Records excerpted from a collection
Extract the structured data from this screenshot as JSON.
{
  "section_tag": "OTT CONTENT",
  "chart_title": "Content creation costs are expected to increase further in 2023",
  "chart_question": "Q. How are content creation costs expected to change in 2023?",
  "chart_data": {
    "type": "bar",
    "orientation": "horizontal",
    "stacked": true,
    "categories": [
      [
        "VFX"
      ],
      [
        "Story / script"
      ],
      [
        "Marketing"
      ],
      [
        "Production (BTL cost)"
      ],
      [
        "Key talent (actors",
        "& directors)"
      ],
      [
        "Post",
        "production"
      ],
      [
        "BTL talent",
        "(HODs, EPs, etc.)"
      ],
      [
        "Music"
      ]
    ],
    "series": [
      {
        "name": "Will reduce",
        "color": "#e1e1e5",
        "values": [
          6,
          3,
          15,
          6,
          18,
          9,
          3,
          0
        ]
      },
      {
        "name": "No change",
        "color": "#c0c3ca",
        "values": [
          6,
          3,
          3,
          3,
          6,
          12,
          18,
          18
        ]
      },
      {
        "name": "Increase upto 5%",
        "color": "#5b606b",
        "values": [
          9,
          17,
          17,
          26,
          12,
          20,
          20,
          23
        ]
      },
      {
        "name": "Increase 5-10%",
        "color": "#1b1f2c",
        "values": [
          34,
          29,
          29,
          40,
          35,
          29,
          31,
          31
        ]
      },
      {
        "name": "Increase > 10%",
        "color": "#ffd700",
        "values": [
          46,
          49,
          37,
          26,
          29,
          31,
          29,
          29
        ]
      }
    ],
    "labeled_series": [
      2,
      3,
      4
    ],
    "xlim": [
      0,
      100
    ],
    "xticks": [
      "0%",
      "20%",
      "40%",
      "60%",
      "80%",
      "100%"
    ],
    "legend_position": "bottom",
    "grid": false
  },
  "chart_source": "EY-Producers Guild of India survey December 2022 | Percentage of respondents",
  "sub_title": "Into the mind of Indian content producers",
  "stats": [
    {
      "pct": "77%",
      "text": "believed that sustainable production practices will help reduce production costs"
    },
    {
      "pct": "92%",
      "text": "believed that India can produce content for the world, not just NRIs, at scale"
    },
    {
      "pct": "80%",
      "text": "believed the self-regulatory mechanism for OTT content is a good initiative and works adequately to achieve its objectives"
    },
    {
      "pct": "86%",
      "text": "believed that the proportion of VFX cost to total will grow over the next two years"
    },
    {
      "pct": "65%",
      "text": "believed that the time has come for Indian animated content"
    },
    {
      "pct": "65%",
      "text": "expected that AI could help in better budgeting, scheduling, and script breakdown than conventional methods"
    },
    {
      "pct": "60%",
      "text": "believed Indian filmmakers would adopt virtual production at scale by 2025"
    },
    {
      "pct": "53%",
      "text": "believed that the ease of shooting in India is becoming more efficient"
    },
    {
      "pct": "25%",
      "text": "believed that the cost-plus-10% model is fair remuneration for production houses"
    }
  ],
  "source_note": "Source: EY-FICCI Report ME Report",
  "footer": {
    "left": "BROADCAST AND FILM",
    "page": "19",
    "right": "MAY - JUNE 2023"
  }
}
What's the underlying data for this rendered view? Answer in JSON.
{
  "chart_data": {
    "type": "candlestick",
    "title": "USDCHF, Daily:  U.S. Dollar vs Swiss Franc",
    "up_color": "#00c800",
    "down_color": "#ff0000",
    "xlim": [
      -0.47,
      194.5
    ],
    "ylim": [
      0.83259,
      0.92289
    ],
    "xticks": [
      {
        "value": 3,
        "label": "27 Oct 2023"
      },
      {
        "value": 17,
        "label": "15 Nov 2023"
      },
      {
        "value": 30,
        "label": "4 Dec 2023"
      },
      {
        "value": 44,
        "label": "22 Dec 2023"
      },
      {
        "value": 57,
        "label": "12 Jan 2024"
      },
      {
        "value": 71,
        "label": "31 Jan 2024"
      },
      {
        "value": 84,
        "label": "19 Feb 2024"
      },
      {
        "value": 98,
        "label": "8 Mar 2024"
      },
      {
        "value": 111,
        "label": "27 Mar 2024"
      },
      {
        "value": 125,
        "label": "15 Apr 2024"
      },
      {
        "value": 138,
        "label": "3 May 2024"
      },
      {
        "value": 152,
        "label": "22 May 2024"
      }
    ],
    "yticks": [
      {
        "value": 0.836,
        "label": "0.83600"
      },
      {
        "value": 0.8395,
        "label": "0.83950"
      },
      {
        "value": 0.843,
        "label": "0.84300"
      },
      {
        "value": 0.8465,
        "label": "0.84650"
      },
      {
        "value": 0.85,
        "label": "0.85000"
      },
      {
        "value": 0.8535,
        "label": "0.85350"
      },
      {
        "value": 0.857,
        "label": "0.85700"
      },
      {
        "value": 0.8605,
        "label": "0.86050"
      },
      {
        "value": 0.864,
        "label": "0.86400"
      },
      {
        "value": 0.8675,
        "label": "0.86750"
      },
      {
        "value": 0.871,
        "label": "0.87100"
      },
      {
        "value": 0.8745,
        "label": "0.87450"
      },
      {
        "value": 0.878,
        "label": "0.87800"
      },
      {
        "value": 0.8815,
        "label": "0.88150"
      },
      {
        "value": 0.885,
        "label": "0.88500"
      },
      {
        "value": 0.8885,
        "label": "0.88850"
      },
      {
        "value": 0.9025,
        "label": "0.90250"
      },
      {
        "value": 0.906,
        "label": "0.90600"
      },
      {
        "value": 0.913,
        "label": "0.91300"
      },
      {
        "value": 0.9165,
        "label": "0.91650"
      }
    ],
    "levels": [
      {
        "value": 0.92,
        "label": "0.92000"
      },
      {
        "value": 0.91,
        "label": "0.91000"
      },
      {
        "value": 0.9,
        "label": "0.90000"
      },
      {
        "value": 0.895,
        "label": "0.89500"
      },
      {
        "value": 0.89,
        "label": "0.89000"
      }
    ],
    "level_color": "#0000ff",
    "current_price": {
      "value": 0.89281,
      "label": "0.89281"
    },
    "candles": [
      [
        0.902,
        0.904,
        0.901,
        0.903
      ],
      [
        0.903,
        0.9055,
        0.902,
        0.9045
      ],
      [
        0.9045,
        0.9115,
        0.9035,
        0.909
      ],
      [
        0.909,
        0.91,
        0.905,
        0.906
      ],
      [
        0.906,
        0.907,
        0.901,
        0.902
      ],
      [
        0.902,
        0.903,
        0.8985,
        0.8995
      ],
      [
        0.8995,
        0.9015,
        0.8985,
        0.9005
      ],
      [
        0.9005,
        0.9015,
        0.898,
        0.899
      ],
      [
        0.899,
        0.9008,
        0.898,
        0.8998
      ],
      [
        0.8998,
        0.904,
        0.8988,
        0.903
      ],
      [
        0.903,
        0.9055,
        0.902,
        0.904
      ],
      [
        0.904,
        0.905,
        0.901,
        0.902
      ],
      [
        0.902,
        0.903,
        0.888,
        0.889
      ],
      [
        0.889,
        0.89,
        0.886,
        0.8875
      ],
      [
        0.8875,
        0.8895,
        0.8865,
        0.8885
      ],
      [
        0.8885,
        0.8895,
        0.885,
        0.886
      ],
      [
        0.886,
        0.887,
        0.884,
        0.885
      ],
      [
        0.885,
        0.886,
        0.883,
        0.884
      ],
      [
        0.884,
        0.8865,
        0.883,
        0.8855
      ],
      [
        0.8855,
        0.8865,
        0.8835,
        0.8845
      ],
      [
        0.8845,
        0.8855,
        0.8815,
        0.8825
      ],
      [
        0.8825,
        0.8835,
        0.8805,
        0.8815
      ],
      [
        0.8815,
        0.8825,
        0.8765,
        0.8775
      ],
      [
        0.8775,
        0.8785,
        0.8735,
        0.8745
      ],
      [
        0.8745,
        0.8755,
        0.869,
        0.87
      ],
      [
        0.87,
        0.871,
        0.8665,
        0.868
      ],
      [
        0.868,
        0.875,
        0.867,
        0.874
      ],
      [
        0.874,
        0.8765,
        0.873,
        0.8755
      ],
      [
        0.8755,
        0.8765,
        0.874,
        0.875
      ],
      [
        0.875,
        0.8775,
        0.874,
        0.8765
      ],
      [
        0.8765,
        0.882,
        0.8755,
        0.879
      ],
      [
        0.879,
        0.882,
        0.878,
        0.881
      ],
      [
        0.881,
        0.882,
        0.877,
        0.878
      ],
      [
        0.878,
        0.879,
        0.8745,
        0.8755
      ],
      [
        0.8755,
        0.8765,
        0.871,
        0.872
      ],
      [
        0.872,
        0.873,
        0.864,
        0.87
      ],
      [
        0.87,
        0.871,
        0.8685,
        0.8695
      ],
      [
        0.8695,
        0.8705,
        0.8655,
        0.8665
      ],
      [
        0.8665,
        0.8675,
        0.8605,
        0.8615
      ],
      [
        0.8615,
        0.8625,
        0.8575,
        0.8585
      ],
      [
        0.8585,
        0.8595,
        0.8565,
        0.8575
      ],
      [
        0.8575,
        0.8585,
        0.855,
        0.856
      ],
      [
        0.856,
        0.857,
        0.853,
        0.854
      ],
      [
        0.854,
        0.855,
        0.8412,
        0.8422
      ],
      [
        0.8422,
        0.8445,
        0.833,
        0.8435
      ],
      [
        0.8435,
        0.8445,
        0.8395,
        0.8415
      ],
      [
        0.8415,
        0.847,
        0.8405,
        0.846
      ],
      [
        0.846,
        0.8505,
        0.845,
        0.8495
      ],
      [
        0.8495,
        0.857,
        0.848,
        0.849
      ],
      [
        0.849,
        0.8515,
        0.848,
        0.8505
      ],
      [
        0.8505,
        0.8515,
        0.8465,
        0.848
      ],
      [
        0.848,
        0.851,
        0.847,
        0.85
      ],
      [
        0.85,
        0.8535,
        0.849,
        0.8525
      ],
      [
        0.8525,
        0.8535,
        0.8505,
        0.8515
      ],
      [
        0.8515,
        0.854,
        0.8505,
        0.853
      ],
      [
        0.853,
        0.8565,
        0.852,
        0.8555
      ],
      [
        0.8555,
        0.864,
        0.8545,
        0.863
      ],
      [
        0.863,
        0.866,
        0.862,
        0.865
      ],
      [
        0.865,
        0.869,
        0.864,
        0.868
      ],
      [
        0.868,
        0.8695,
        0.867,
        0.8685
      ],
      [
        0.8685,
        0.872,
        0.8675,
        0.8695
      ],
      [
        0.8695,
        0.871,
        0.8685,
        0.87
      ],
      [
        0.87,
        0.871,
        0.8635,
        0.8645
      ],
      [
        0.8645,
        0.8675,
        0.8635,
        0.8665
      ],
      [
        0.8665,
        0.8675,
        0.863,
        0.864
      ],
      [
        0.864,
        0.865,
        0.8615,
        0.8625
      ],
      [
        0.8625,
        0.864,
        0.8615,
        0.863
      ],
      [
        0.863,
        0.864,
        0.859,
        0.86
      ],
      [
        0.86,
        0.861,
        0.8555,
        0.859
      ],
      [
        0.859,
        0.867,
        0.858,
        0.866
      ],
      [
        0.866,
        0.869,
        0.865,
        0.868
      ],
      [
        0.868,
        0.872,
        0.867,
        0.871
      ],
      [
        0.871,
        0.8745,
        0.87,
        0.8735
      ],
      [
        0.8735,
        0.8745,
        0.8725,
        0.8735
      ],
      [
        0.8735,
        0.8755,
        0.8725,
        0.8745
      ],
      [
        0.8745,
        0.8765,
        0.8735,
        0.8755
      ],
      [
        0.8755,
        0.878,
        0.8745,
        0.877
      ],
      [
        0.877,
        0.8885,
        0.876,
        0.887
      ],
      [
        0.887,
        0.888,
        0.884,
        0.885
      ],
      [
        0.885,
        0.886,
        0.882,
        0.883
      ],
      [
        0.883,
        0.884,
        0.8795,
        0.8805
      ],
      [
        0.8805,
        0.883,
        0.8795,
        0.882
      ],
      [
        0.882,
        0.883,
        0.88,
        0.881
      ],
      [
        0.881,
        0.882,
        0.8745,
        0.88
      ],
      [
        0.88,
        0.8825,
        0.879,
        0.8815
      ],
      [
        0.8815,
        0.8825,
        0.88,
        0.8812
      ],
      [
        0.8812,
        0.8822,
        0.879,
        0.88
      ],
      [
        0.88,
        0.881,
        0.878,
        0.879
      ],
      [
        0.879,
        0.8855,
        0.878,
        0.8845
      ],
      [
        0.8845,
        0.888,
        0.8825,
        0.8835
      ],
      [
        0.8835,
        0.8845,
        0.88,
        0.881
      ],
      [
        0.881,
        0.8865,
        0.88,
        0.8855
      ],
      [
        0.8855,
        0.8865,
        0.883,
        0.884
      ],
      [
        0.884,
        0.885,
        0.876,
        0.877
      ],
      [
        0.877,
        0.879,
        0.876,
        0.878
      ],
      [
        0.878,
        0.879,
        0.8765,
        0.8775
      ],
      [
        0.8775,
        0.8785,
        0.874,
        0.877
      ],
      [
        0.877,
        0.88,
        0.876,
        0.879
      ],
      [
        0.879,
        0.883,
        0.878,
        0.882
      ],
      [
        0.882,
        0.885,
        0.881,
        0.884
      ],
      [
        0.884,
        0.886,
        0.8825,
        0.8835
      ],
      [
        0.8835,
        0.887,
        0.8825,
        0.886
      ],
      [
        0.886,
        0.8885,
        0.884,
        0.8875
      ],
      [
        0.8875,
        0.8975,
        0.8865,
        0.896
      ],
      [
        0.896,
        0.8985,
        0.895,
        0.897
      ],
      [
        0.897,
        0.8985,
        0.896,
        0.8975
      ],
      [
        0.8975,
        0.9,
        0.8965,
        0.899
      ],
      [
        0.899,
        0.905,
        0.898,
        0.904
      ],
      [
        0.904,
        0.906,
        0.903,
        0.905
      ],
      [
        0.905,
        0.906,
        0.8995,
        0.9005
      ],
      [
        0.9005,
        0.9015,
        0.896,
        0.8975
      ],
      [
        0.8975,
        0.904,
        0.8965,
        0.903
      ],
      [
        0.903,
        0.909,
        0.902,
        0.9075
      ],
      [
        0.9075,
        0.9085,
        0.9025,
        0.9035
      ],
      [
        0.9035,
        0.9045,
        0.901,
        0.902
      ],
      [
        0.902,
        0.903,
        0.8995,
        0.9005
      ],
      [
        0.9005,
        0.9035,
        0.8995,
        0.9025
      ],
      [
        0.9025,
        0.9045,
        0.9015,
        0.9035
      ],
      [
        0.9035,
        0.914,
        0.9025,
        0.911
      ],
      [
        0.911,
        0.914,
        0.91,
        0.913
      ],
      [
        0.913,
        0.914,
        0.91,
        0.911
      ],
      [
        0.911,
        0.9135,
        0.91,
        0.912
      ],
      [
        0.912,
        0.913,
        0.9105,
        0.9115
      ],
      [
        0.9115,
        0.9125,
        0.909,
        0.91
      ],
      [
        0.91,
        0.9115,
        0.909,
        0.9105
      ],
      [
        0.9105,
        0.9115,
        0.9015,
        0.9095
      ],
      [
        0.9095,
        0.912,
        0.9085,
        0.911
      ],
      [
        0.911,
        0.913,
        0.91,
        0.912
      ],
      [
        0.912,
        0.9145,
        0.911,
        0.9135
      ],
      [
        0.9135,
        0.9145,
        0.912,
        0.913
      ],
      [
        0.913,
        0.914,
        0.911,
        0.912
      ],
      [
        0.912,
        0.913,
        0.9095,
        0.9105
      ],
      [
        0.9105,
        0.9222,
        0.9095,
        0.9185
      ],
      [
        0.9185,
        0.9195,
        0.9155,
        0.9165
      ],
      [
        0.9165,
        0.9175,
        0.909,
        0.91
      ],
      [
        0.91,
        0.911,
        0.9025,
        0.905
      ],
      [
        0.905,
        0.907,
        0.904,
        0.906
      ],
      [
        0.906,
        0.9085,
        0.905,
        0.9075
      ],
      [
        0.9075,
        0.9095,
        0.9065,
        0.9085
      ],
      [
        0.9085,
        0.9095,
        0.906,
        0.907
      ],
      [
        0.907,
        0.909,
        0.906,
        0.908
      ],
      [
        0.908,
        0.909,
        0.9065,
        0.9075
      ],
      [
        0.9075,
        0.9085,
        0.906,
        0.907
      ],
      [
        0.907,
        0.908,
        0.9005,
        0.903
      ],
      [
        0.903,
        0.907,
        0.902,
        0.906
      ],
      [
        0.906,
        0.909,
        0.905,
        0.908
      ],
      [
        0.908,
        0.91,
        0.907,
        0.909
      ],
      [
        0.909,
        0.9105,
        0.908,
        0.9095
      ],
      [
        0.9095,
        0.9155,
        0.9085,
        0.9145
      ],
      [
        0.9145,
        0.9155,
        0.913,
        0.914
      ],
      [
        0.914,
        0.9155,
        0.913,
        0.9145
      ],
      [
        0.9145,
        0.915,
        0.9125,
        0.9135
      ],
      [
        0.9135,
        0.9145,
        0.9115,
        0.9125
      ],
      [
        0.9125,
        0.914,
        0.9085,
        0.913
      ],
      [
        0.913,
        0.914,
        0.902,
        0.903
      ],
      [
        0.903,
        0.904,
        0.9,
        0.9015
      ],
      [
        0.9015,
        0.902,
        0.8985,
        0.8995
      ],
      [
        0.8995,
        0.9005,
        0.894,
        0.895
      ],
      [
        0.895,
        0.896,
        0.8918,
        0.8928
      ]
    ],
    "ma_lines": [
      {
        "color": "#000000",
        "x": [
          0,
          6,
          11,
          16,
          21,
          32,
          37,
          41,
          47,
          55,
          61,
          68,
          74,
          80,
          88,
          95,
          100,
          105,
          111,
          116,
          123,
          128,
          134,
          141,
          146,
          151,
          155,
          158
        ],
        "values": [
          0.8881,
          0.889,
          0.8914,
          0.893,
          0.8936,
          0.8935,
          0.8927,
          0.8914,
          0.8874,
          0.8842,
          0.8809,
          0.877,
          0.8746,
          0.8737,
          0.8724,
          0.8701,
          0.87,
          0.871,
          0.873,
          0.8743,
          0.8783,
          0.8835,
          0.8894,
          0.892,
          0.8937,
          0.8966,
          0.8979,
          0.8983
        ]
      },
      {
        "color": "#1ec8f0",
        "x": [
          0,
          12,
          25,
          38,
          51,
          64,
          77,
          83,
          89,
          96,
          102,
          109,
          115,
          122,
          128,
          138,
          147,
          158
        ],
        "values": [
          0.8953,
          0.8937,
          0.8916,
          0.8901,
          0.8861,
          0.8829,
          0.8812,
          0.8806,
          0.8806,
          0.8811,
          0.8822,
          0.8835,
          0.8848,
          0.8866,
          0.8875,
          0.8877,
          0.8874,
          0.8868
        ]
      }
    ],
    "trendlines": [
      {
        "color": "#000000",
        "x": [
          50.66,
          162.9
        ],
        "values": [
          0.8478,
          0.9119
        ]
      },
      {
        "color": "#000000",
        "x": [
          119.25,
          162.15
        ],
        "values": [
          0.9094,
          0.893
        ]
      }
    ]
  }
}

§ **Given exercise**
Collect the complete line wherever the string "costs" appears in the records.

§ **Correct result**
  "chart_title": "Content creation costs are expected to increase further in 2023",
  "chart_question": "Q. How are content creation costs expected to change in 2023?",
      "text": "believed that sustainable production practices will help reduce production costs"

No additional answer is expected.